Which lines of the records contain "remaining"? Collect every one of them.

>> Start RECORDS SUPPLIED

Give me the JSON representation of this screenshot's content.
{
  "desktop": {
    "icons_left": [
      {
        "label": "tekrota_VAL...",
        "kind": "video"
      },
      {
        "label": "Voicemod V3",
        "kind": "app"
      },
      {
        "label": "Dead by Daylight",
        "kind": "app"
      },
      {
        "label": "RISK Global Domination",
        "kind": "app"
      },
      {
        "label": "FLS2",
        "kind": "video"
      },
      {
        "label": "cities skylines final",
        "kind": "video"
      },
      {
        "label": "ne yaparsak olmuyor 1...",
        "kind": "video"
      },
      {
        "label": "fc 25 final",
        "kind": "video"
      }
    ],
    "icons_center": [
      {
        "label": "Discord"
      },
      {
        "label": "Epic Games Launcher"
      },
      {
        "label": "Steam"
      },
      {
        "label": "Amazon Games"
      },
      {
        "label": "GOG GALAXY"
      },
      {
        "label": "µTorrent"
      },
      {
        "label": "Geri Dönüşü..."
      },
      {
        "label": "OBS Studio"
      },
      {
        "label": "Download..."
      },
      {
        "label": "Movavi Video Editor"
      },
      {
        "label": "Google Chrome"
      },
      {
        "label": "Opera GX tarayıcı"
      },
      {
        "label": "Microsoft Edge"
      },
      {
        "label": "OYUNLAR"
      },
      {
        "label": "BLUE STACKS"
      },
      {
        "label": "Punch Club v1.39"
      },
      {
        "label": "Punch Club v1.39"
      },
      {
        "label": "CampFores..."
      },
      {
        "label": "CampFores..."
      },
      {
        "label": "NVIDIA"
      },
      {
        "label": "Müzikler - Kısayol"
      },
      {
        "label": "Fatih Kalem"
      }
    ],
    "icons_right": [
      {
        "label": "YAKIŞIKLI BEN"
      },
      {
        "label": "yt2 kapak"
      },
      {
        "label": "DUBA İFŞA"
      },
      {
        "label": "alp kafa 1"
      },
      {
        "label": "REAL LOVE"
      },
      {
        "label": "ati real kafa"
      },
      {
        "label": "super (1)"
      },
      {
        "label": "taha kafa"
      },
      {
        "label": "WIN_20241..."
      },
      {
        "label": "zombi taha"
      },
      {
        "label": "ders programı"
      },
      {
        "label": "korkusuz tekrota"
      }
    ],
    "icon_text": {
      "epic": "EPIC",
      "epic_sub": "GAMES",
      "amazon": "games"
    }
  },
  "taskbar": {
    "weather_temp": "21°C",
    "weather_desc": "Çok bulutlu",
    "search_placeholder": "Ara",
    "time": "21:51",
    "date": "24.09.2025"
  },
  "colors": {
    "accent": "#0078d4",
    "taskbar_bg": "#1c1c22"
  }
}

>> End RECORDS SUPPLIED
>> Start RECORDS SUPPLIED

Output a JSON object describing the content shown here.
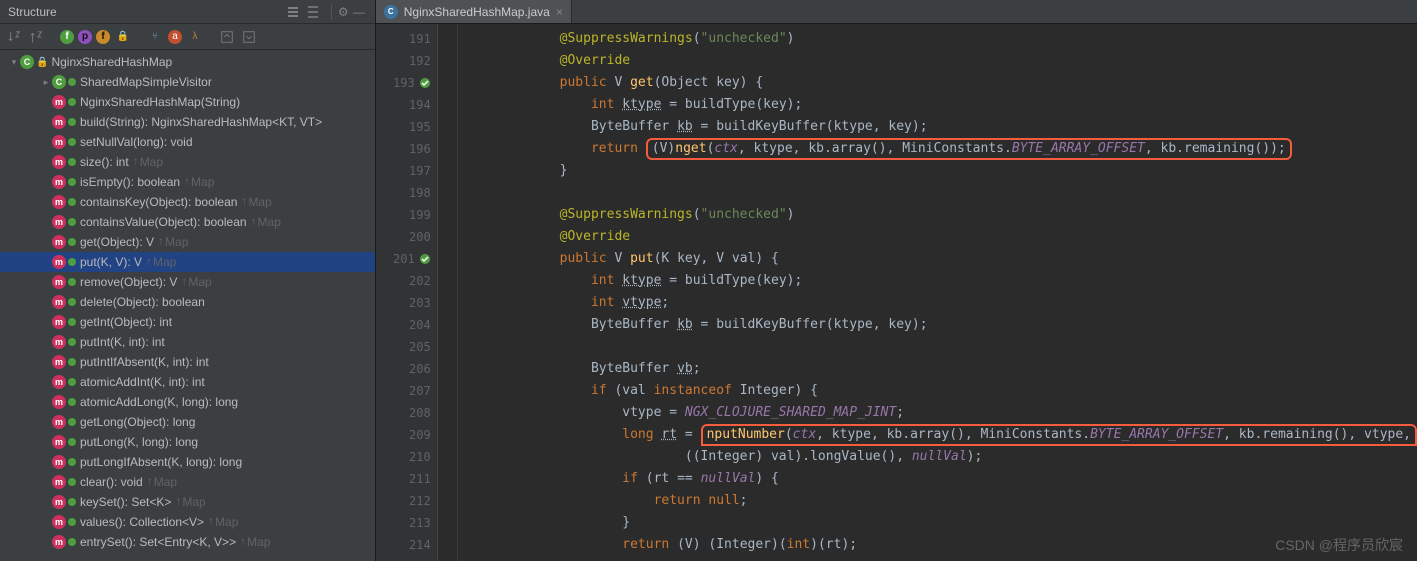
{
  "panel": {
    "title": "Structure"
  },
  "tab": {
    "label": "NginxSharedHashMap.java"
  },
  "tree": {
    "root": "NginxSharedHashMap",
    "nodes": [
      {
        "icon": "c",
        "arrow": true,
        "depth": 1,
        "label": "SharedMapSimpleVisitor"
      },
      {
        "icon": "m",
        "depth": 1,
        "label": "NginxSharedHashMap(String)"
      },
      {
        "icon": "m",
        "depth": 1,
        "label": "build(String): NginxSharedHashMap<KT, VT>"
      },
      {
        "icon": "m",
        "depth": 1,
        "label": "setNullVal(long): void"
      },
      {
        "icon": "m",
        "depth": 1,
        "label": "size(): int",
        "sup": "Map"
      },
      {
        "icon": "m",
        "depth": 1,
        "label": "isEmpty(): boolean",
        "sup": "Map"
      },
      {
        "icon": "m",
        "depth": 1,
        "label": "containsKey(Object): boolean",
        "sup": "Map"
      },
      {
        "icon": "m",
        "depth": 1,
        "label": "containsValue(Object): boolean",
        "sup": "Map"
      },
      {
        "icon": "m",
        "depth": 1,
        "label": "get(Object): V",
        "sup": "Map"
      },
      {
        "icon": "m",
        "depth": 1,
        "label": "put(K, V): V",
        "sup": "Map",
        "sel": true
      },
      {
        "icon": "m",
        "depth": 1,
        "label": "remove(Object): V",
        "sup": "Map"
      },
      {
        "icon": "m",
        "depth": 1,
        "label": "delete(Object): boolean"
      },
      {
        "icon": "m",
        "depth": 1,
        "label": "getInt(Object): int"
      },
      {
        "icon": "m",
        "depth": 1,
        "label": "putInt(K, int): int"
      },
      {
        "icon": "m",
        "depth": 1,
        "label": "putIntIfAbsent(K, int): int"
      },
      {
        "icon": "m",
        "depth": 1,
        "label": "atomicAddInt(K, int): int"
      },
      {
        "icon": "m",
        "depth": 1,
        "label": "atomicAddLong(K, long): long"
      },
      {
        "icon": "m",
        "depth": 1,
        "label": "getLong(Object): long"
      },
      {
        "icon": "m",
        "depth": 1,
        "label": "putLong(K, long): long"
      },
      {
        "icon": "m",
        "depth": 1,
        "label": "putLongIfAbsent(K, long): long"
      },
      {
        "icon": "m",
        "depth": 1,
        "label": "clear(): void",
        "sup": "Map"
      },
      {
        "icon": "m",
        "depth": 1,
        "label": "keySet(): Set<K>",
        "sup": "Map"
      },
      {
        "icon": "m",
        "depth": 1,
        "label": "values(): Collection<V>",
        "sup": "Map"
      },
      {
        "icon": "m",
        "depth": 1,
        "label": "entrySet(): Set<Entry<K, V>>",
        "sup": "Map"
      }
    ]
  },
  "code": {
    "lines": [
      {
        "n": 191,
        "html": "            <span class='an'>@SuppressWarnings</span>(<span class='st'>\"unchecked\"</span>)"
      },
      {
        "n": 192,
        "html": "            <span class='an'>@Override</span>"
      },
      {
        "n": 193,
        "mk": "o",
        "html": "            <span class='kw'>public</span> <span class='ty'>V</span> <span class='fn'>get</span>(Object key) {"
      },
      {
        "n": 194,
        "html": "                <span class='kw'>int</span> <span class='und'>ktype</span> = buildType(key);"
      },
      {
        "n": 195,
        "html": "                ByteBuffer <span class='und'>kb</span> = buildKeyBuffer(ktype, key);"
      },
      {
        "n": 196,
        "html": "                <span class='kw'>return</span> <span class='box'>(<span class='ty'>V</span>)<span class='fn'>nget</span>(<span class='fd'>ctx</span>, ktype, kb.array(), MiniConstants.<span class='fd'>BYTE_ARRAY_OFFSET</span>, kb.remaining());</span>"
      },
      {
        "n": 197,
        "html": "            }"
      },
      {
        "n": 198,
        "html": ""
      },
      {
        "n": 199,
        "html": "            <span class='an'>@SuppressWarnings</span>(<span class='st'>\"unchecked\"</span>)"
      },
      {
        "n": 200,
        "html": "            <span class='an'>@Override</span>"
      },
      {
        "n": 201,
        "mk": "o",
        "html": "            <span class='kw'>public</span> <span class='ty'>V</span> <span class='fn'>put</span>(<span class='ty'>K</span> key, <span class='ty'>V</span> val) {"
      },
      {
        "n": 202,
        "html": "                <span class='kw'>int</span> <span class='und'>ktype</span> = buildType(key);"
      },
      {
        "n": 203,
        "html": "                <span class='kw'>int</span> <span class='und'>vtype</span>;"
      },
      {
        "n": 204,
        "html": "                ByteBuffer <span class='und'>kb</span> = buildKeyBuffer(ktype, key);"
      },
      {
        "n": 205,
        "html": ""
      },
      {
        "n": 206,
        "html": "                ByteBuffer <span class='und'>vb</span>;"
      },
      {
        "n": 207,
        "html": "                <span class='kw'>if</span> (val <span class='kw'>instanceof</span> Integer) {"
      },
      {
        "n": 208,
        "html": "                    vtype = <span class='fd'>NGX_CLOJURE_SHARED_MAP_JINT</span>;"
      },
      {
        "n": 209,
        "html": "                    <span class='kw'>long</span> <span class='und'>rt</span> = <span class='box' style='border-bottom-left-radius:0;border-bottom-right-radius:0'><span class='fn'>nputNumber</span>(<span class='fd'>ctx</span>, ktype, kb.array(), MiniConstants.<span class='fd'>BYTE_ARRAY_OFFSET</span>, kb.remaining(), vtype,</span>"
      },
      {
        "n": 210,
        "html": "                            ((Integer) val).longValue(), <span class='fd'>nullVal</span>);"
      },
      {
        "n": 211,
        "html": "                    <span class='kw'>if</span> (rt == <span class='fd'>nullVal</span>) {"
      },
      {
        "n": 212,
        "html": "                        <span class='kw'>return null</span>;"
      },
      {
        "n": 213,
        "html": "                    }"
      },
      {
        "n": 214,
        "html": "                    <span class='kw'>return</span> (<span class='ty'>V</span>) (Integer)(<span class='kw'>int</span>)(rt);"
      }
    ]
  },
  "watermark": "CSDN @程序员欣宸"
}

>> End RECORDS SUPPLIED

▶ **SOLUTION**
        "html": "                <span class='kw'>return</span> <span class='box'>(<span class='ty'>V</span>)<span class='fn'>nget</span>(<span class='fd'>ctx</span>, ktype, kb.array(), MiniConstants.<span class='fd'>BYTE_ARRAY_OFFSET</span>, kb.remaining());</span>"
        "html": "                    <span class='kw'>long</span> <span class='und'>rt</span> = <span class='box' style='border-bottom-left-radius:0;border-bottom-right-radius:0'><span class='fn'>nputNumber</span>(<span class='fd'>ctx</span>, ktype, kb.array(), MiniConstants.<span class='fd'>BYTE_ARRAY_OFFSET</span>, kb.remaining(), vtype,</span>"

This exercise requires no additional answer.